What you will do | Reproduce every line of the records, substituting "arrow-tip" for each occurrence of "arrowhead" and leaving everything else unchanged. Omit the pictures from your answer.

Exercise data |
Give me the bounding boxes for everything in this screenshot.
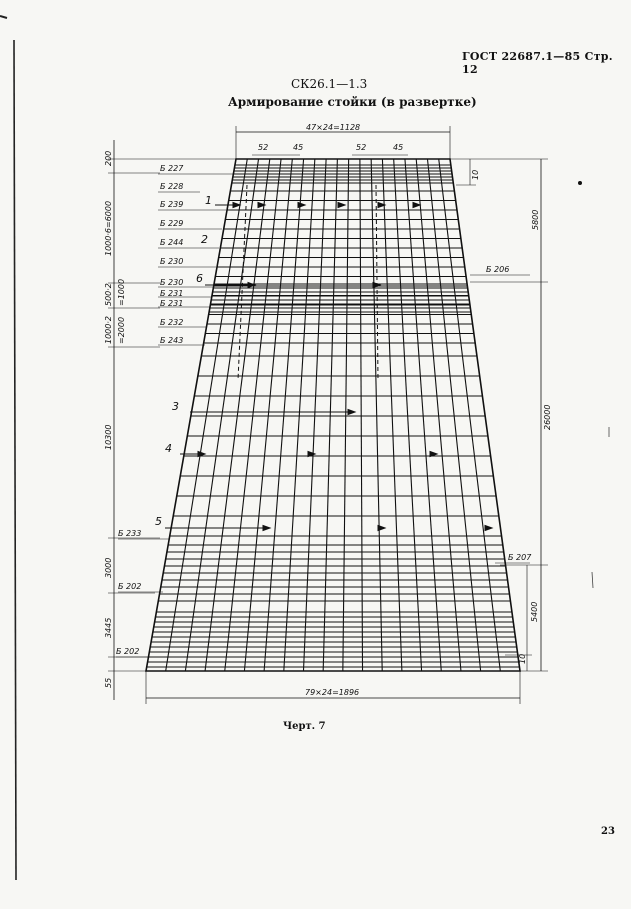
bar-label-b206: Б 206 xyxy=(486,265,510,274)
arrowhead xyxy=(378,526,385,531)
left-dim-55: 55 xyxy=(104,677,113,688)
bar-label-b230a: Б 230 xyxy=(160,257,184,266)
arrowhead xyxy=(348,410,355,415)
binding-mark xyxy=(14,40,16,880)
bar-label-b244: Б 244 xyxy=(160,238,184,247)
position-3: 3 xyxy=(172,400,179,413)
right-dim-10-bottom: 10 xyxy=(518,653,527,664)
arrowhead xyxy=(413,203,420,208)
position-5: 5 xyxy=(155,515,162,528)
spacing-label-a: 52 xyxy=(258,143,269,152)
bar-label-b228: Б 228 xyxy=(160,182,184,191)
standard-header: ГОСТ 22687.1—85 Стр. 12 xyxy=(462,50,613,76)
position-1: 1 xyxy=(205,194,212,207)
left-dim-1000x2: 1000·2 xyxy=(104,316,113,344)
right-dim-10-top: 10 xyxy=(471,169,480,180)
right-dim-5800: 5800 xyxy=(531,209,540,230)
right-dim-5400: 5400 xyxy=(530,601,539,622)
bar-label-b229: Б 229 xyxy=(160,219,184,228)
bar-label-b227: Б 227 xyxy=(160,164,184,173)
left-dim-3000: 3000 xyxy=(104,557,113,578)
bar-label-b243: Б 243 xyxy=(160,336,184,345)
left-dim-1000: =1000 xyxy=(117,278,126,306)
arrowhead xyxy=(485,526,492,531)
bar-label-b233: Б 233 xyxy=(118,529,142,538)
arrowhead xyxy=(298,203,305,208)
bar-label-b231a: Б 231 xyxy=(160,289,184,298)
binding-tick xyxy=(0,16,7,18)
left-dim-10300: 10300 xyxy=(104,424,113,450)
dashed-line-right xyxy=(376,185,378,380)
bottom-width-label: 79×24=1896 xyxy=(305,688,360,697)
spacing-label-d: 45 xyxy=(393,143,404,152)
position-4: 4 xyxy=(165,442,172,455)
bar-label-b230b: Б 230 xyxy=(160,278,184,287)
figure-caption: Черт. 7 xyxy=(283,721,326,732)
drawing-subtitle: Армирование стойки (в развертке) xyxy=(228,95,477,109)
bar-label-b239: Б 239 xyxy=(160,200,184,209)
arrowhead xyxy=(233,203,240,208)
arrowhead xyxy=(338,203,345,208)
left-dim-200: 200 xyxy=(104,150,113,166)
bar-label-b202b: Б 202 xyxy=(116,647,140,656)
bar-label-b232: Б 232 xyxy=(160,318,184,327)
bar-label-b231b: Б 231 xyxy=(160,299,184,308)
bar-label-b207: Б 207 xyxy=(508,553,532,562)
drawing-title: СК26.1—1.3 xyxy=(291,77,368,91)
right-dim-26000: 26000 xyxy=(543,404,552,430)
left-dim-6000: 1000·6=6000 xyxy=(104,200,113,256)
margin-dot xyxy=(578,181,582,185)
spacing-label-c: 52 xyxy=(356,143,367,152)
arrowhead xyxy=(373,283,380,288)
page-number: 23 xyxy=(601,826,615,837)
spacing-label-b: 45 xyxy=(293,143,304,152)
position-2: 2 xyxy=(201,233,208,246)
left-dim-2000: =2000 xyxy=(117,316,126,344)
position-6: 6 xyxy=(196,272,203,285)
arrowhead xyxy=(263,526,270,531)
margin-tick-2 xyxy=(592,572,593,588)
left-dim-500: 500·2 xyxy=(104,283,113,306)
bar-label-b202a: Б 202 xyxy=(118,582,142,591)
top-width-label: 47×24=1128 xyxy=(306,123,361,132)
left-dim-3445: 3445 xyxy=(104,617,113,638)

The response |
Give me the bounding boxes for everything in this screenshot.
bar-label-b206: Б 206 xyxy=(486,265,510,274)
arrow-tip xyxy=(378,526,385,531)
left-dim-55: 55 xyxy=(104,677,113,688)
bar-label-b230a: Б 230 xyxy=(160,257,184,266)
arrow-tip xyxy=(348,410,355,415)
binding-mark xyxy=(14,40,16,880)
bar-label-b244: Б 244 xyxy=(160,238,184,247)
position-3: 3 xyxy=(172,400,179,413)
right-dim-10-bottom: 10 xyxy=(518,653,527,664)
arrow-tip xyxy=(413,203,420,208)
position-5: 5 xyxy=(155,515,162,528)
spacing-label-a: 52 xyxy=(258,143,269,152)
bar-label-b228: Б 228 xyxy=(160,182,184,191)
standard-header: ГОСТ 22687.1—85 Стр. 12 xyxy=(462,50,613,76)
position-1: 1 xyxy=(205,194,212,207)
left-dim-1000x2: 1000·2 xyxy=(104,316,113,344)
right-dim-10-top: 10 xyxy=(471,169,480,180)
right-dim-5800: 5800 xyxy=(531,209,540,230)
right-dim-5400: 5400 xyxy=(530,601,539,622)
bar-label-b229: Б 229 xyxy=(160,219,184,228)
bar-label-b227: Б 227 xyxy=(160,164,184,173)
left-dim-3000: 3000 xyxy=(104,557,113,578)
bar-label-b243: Б 243 xyxy=(160,336,184,345)
left-dim-1000: =1000 xyxy=(117,278,126,306)
arrow-tip xyxy=(485,526,492,531)
bar-label-b233: Б 233 xyxy=(118,529,142,538)
arrow-tip xyxy=(298,203,305,208)
bar-label-b231a: Б 231 xyxy=(160,289,184,298)
binding-tick xyxy=(0,16,7,18)
left-dim-10300: 10300 xyxy=(104,424,113,450)
dashed-line-right xyxy=(376,185,378,380)
bottom-width-label: 79×24=1896 xyxy=(305,688,360,697)
spacing-label-d: 45 xyxy=(393,143,404,152)
position-4: 4 xyxy=(165,442,172,455)
bar-label-b230b: Б 230 xyxy=(160,278,184,287)
figure-caption: Черт. 7 xyxy=(283,721,326,732)
drawing-subtitle: Армирование стойки (в развертке) xyxy=(228,95,477,109)
bar-label-b239: Б 239 xyxy=(160,200,184,209)
arrow-tip xyxy=(233,203,240,208)
arrow-tip xyxy=(338,203,345,208)
left-dim-200: 200 xyxy=(104,150,113,166)
bar-label-b202b: Б 202 xyxy=(116,647,140,656)
bar-label-b232: Б 232 xyxy=(160,318,184,327)
bar-label-b231b: Б 231 xyxy=(160,299,184,308)
bar-label-b207: Б 207 xyxy=(508,553,532,562)
drawing-title: СК26.1—1.3 xyxy=(291,77,368,91)
right-dim-26000: 26000 xyxy=(543,404,552,430)
left-dim-6000: 1000·6=6000 xyxy=(104,200,113,256)
margin-dot xyxy=(578,181,582,185)
spacing-label-c: 52 xyxy=(356,143,367,152)
arrow-tip xyxy=(373,283,380,288)
page-number: 23 xyxy=(601,826,615,837)
spacing-label-b: 45 xyxy=(293,143,304,152)
position-2: 2 xyxy=(201,233,208,246)
left-dim-2000: =2000 xyxy=(117,316,126,344)
position-6: 6 xyxy=(196,272,203,285)
arrow-tip xyxy=(263,526,270,531)
margin-tick-2 xyxy=(592,572,593,588)
left-dim-500: 500·2 xyxy=(104,283,113,306)
bar-label-b202a: Б 202 xyxy=(118,582,142,591)
top-width-label: 47×24=1128 xyxy=(306,123,361,132)
left-dim-3445: 3445 xyxy=(104,617,113,638)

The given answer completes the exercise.